**WORK TO DO:**
In the listing below, locate the lines bearing the word "jest". Copy every one of them.

──────── INFORMATION SUPPLIED ────────

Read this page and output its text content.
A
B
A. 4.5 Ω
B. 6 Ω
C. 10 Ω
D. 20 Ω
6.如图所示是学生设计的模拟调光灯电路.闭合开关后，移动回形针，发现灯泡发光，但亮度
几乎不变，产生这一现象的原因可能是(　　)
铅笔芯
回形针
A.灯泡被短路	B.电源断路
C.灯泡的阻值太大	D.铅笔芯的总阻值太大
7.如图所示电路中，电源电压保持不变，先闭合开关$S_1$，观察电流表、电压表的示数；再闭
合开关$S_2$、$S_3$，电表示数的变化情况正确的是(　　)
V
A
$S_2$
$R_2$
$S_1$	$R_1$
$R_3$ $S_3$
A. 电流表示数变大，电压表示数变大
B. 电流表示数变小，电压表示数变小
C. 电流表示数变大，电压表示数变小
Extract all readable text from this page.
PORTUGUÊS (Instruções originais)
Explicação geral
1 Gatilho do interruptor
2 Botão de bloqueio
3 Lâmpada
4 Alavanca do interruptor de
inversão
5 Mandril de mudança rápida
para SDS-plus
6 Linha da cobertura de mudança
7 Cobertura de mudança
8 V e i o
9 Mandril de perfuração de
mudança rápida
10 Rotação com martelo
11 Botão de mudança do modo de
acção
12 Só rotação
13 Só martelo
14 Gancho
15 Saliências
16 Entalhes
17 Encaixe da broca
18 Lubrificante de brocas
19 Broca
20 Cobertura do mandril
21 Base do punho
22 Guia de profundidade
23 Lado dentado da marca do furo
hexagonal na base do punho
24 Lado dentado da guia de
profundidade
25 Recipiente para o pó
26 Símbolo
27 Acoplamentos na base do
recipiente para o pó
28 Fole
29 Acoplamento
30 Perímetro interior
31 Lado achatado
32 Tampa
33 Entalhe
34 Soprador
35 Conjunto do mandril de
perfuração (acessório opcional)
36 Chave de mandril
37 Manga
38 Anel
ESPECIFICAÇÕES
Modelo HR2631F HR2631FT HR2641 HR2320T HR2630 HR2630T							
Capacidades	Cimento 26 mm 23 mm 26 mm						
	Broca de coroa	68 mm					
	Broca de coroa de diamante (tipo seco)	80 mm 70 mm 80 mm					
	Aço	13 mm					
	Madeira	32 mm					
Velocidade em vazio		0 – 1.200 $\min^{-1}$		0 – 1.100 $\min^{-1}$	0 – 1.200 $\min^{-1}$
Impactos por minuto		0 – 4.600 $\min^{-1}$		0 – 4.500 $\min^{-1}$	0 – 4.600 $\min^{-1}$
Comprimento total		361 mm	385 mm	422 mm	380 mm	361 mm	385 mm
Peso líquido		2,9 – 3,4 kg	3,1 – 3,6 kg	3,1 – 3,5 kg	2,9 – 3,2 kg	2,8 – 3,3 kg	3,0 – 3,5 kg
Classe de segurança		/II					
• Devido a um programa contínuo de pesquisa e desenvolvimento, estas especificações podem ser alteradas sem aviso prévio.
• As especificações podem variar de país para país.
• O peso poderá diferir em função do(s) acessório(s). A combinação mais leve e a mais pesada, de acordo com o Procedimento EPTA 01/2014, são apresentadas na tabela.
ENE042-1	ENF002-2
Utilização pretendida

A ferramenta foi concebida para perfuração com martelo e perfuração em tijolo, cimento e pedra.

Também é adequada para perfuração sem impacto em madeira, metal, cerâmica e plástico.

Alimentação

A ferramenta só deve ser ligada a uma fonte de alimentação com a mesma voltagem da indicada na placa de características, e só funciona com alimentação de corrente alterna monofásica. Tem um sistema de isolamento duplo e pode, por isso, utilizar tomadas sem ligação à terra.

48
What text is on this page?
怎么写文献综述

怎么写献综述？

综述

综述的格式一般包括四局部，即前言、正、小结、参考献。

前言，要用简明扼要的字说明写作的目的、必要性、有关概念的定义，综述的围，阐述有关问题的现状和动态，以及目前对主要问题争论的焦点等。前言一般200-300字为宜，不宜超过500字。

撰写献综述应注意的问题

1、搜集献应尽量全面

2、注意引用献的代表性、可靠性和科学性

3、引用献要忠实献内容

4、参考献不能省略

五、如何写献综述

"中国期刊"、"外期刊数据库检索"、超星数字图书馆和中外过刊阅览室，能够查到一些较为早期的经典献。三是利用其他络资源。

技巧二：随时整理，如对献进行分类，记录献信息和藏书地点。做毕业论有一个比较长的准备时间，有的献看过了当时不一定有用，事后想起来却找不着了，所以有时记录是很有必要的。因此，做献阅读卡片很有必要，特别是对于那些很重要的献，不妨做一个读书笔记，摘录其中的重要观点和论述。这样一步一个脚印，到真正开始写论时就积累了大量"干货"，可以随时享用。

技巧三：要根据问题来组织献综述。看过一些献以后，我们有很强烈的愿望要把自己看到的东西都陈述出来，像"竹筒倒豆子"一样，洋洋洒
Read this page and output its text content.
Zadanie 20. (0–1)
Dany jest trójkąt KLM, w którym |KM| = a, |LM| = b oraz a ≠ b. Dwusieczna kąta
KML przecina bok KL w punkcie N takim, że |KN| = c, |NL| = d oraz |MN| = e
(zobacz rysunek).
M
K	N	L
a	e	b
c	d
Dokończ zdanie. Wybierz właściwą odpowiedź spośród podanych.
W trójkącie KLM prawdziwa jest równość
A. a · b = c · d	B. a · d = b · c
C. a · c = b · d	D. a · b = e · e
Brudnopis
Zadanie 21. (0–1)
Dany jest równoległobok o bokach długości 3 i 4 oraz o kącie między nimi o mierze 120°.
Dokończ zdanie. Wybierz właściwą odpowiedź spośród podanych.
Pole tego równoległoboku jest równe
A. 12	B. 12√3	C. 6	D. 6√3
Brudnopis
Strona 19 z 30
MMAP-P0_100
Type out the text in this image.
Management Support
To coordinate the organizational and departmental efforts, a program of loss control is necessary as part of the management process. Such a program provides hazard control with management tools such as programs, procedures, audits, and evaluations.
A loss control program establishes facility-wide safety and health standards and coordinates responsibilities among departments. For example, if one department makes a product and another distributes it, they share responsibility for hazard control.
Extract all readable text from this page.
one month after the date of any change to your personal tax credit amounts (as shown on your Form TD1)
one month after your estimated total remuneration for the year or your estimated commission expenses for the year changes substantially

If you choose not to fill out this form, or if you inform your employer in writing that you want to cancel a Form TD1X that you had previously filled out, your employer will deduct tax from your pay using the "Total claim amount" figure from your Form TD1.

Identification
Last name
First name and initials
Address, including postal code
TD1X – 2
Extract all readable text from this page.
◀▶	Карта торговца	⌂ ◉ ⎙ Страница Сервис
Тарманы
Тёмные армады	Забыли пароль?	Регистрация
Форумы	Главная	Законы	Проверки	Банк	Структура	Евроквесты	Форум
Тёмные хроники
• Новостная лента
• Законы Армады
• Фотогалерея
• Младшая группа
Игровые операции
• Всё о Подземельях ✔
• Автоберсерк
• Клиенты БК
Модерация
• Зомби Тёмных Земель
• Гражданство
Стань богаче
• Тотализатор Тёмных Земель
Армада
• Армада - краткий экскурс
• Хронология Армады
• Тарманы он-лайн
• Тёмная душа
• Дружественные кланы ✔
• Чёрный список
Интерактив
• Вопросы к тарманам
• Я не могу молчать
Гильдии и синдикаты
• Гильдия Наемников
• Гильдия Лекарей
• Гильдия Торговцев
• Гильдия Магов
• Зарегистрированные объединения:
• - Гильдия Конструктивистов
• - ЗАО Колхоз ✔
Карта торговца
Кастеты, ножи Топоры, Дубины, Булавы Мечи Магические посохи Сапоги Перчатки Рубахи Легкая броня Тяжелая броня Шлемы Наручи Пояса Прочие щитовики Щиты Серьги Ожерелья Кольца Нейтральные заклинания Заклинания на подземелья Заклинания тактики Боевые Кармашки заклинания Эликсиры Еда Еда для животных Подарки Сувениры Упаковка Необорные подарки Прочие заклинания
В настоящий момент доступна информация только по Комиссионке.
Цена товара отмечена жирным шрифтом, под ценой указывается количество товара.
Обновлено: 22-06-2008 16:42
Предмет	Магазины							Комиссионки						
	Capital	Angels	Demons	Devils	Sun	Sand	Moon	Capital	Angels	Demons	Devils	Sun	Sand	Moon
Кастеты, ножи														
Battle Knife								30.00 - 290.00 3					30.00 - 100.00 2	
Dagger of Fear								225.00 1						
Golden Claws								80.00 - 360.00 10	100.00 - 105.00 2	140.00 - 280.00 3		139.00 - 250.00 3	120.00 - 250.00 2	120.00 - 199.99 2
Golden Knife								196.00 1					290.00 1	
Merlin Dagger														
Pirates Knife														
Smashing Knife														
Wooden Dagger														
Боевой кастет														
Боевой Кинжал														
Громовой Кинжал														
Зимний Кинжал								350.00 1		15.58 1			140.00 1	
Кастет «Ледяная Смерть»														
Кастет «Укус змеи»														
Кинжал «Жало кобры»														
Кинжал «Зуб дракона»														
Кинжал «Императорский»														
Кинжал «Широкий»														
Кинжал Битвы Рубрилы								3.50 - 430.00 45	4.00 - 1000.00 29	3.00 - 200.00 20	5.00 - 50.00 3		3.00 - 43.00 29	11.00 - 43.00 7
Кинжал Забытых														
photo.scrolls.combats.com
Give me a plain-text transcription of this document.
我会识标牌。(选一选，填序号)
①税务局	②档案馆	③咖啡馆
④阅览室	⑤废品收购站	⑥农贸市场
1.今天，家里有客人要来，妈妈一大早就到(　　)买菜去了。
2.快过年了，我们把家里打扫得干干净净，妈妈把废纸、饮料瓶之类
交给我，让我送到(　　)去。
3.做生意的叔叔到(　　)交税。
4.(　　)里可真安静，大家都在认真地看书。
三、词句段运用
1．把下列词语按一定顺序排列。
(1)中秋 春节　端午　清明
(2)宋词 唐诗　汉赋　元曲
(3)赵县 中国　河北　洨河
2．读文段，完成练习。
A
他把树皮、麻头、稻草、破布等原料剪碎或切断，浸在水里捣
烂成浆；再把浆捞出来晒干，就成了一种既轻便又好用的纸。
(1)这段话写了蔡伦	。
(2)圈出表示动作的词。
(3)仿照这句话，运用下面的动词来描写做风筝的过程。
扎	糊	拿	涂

────────

**ANSWER TO THE TASK:**
Dany jest trójkąt KLM, w którym |KM| = a, |LM| = b oraz a ≠ b. Dwusieczna kąta
W trójkącie KLM prawdziwa jest równość
Dany jest równoległobok o bokach długości 3 i 4 oraz o kącie między nimi o mierze 120°.
Pole tego równoległoboku jest równe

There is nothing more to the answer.